= Document text =
▶

A discussion of Philosophy and the Mirror of Nature. Brandom views the core argument to be chapter 4, which this lecture focuses on.
Rorty’s basic idea
Neokantianism vs a socialized/historicized/naturalized alternative
- Rorty redescribes the history of philosophy as a struggle over the Relation of philosophy to other disciplines. Fought by two camps in the 19th century and then re-enacted in the 20th century.
- Neokantianism Philosophy has sovereign authority over the high culture.
- Idea originates with Plato, but Descartes / Kant / representationalism are modern versions.
- Neohegelianism/pragmatism (Hegel socialized philosophy, Marx naturalized it). Philosophy brought ‘down to Earth’. The American pragmatists continued in this path.
- Neokantianism Philosophy has sovereign authority over the high culture.
- Bertrand Russell and Husserl found things for philosophy to be apodictic about. Basis of Rorty’s ‘astonishing’ claim that analytic philosophy is just a phase of neokantianism
- Russell and those downstream don’t think of themselves this way.
- But they share the idea that philosophy of language is “first philosophy” and that linguistically-inflected philosophy of mind could advance our notions of epistemology and general theory of representation.
- Shared emphasis on understanding language semantically, distinct from understanding knowledge epistemologically.
- Husserl subject to Sellars’ critique of the Myth of the Given, Russell subject to Quine’s critique of the Myth of the Museum. (Carnap is subject to both myths).
- Rorty regards the pragmatist/holist Quine+Sellars rebuttals as bringing us back to Dewey’s socialized / historicized / naturalized philosophy.1
Assimilation of two kinds of representations
Similarities of Sellars and Quine:
- gave holist arguments, rejecting a kind of atomism.
- mentored by C. I. Lewis and hugely influenced by Carnap.
- they did not take to heart each other’s holist arguments
Sellars | Quine | |
---|---|---|
Myth | Myth of the Given | Myth of the Museum |
Relevant work | Empiricism and the Philosophy of Mind | Two Dogmas of Empiricism |
Concept challenged | Sense-givenness | Meaning-givenness |
Against atomism in | Epistemology | Semantics |
Kantian representation | Sense impression | Meaning-relation |
Regress stopped | premises2 | inferences3 |
Rorty was the first to see a common functional role to the above kinds of Kantian representation (and a common structure to Sellars’ and Quine’s critiques).
- They are privileged representations
- They serve as infinite regress stoppers, for premises and inferences.
What properties must these representations have to be “privileged”?
- They must be authoritative and immediate
- Authority not dependent on any collateral commitments
- a kind of atomism is a consequence of their existence: the semantics of these privileged representations must be independent of their epistemology.
- for Quine, this means that language must be independent of theory, meaning must be independent of collateral beliefs
- for Sellars, bits of the sensous given must be independent of other bits you have access to. Most importantly they have to be independent of your other beliefs.
- Quine’s and Sellars’ critiques render such semantic privilege as practically unintelligible.
- The next section will describe how they cannot simultaneously be atomic while playing the role of regress stoppers.
Quine’s argument:
- the meaning has to at least define the inferential role. (they are being used as regress stoppers for inferential moves - they have to settle which of those are good or not)
- However, the Duhem-Quine thesis shows that inferential role cannot be atomistic.
- So you can’t fix your language in advance of saying which statements are true.

◀

Element location data
▶

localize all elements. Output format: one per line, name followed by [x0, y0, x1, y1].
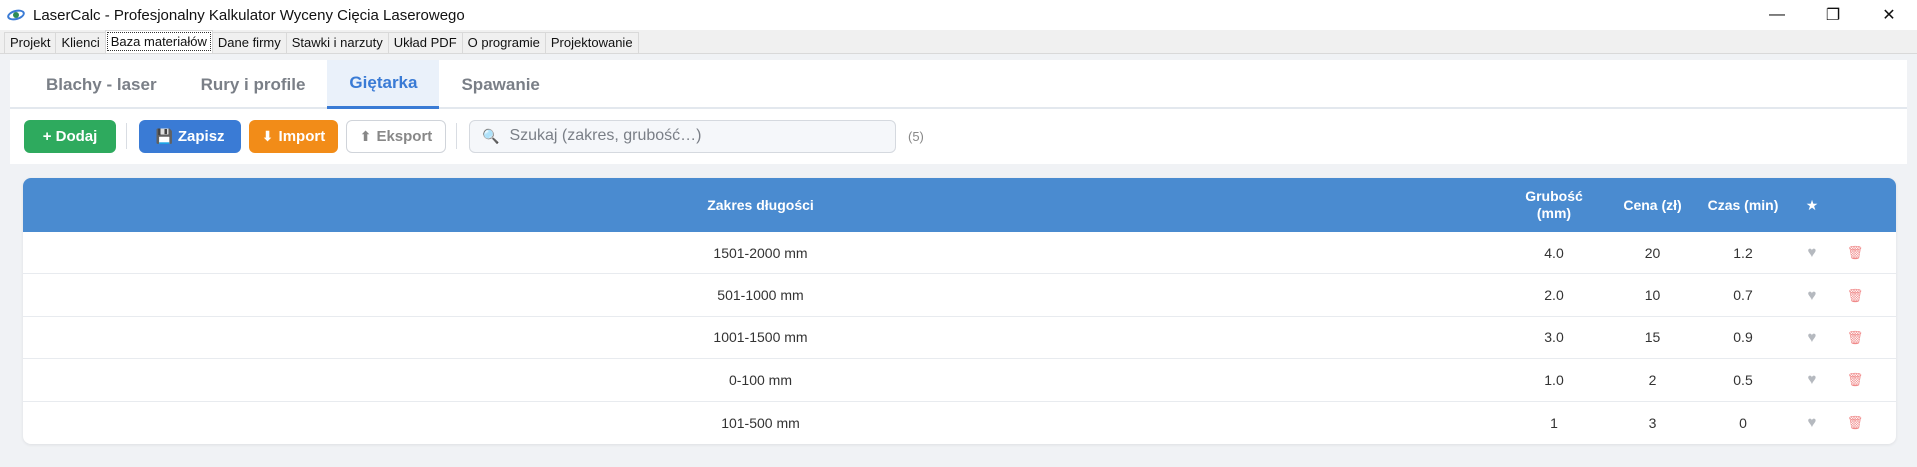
- cell-range[interactable]: 101-500 mm: [23, 415, 1498, 431]
- title-bar: LaserCalc - Profesjonalny Kalkulator Wyc…: [0, 0, 1917, 30]
- delete-trash-icon[interactable]: 🗑: [1847, 415, 1864, 430]
- cell-thickness[interactable]: 2.0: [1498, 287, 1610, 303]
- cell-thickness[interactable]: 4.0: [1498, 245, 1610, 261]
- tab-baza-materialow[interactable]: Baza materiałów: [104, 30, 213, 53]
- cell-price[interactable]: 2: [1610, 372, 1695, 388]
- cell-price[interactable]: 15: [1610, 329, 1695, 345]
- cell-range[interactable]: 501-1000 mm: [23, 287, 1498, 303]
- cell-time[interactable]: 0.5: [1695, 372, 1791, 388]
- import-button-label: Import: [278, 127, 326, 145]
- header-range[interactable]: Zakres długości: [23, 197, 1498, 213]
- add-button[interactable]: + Dodaj: [24, 119, 116, 153]
- cell-range[interactable]: 0-100 mm: [23, 372, 1498, 388]
- header-thickness[interactable]: Grubość (mm): [1498, 188, 1610, 222]
- tab-projekt[interactable]: Projekt: [4, 32, 57, 53]
- cell-price[interactable]: 10: [1610, 287, 1695, 303]
- tab-dane-firmy[interactable]: Dane firmy: [211, 32, 287, 53]
- tab-projektowanie[interactable]: Projektowanie: [544, 32, 639, 53]
- material-sub-tabs: Blachy - laser Rury i profile Giętarka S…: [10, 60, 1907, 109]
- close-button[interactable]: ✕: [1861, 0, 1917, 30]
- table-row[interactable]: 1501-2000 mm 4.0 20 1.2 ♥ 🗑: [23, 232, 1896, 275]
- subtab-spawanie[interactable]: Spawanie: [439, 60, 561, 109]
- favorite-heart-icon[interactable]: ♥: [1808, 244, 1817, 261]
- cell-time[interactable]: 0.9: [1695, 329, 1791, 345]
- result-count: (5): [908, 128, 924, 144]
- export-button[interactable]: ⬆ Eksport: [346, 119, 446, 153]
- toolbar: + Dodaj 💾 Zapisz ⬇ Import ⬆ Eksport 🔍 Sz…: [24, 118, 924, 154]
- header-thickness-line1: Grubość: [1525, 188, 1583, 204]
- delete-trash-icon[interactable]: 🗑: [1847, 372, 1864, 387]
- subtab-gietarka[interactable]: Giętarka: [327, 60, 440, 109]
- favorite-heart-icon[interactable]: ♥: [1808, 329, 1817, 346]
- tab-uklad-pdf[interactable]: Układ PDF: [387, 32, 463, 53]
- toolbar-divider: [126, 123, 127, 149]
- favorite-heart-icon[interactable]: ♥: [1808, 414, 1817, 431]
- header-favorite-star-icon[interactable]: ★: [1791, 197, 1833, 214]
- import-button[interactable]: ⬇ Import: [249, 119, 338, 153]
- table-row[interactable]: 101-500 mm 1 3 0 ♥ 🗑: [23, 402, 1896, 444]
- main-tab-bar: Projekt Klienci Baza materiałów Dane fir…: [0, 30, 1917, 54]
- delete-trash-icon[interactable]: 🗑: [1847, 245, 1864, 260]
- cell-thickness[interactable]: 1: [1498, 415, 1610, 431]
- export-button-label: Eksport: [376, 127, 433, 145]
- cell-thickness[interactable]: 3.0: [1498, 329, 1610, 345]
- favorite-heart-icon[interactable]: ♥: [1808, 287, 1817, 304]
- download-arrow-icon: ⬇: [261, 127, 274, 144]
- tab-o-programie[interactable]: O programie: [461, 32, 546, 53]
- favorite-heart-icon[interactable]: ♥: [1808, 371, 1817, 388]
- bending-rates-table: Zakres długości Grubość (mm) Cena (zł) C…: [23, 178, 1896, 444]
- subtab-rury-i-profile[interactable]: Rury i profile: [179, 60, 328, 109]
- minimize-button[interactable]: —: [1749, 0, 1805, 30]
- delete-trash-icon[interactable]: 🗑: [1847, 330, 1864, 345]
- cell-thickness[interactable]: 1.0: [1498, 372, 1610, 388]
- laser-app-icon: [6, 7, 26, 23]
- table-row[interactable]: 1001-1500 mm 3.0 15 0.9 ♥ 🗑: [23, 317, 1896, 360]
- cell-price[interactable]: 20: [1610, 245, 1695, 261]
- table-header: Zakres długości Grubość (mm) Cena (zł) C…: [23, 178, 1896, 232]
- header-time[interactable]: Czas (min): [1695, 197, 1791, 213]
- header-thickness-line2: (mm): [1536, 205, 1572, 221]
- save-button[interactable]: 💾 Zapisz: [139, 119, 241, 153]
- search-icon: 🔍: [482, 127, 500, 144]
- floppy-disk-icon: 💾: [155, 127, 173, 144]
- table-row[interactable]: 0-100 mm 1.0 2 0.5 ♥ 🗑: [23, 359, 1896, 402]
- tab-stawki-i-narzuty[interactable]: Stawki i narzuty: [285, 32, 389, 53]
- maximize-button[interactable]: ❐: [1805, 0, 1861, 30]
- table-row[interactable]: 501-1000 mm 2.0 10 0.7 ♥ 🗑: [23, 274, 1896, 317]
- save-button-label: Zapisz: [177, 127, 225, 145]
- cell-time[interactable]: 0: [1695, 415, 1791, 431]
- cell-range[interactable]: 1001-1500 mm: [23, 329, 1498, 345]
- upload-arrow-icon: ⬆: [359, 127, 372, 144]
- cell-price[interactable]: 3: [1610, 415, 1695, 431]
- subtab-blachy-laser[interactable]: Blachy - laser: [24, 60, 179, 109]
- cell-range[interactable]: 1501-2000 mm: [23, 245, 1498, 261]
- search-placeholder: Szukaj (zakres, grubość…): [509, 127, 702, 144]
- materials-panel: Blachy - laser Rury i profile Giętarka S…: [10, 60, 1907, 164]
- tab-klienci[interactable]: Klienci: [55, 32, 106, 53]
- window-title: LaserCalc - Profesjonalny Kalkulator Wyc…: [33, 6, 465, 24]
- header-price[interactable]: Cena (zł): [1610, 197, 1695, 213]
- delete-trash-icon[interactable]: 🗑: [1847, 288, 1864, 303]
- cell-time[interactable]: 1.2: [1695, 245, 1791, 261]
- cell-time[interactable]: 0.7: [1695, 287, 1791, 303]
- toolbar-divider: [456, 123, 457, 149]
- search-input[interactable]: 🔍 Szukaj (zakres, grubość…): [469, 119, 896, 153]
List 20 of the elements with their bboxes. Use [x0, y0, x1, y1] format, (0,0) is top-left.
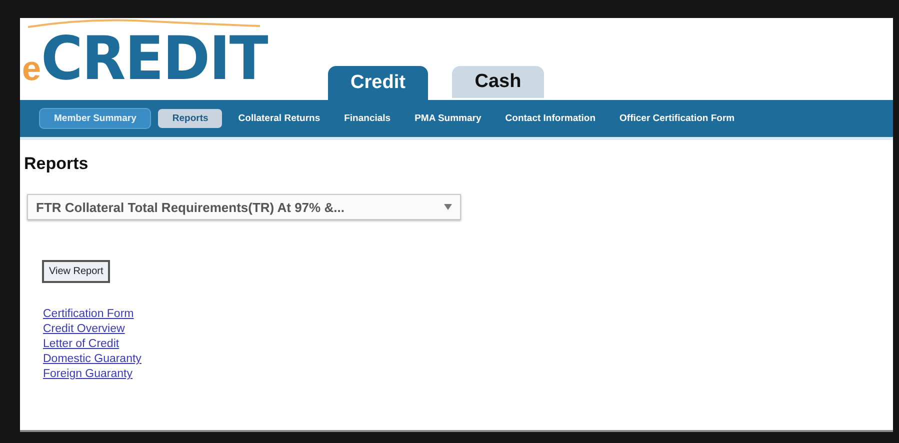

◀

= Work to do =
A: In the notes on Rorty, which chapter of Philosophy and the Mirror of Nature does Brandom consider the core argument?
B: Find each line in the listing that contains the string "LaserCalc" and copy those lines.

= Results by task =
A: Chapter 4

B:
- title-bar: LaserCalc - Profesjonalny Kalkulator Wyc…: [0, 0, 1917, 30]
- window-title: LaserCalc - Profesjonalny Kalkulator Wyc…: [33, 6, 465, 24]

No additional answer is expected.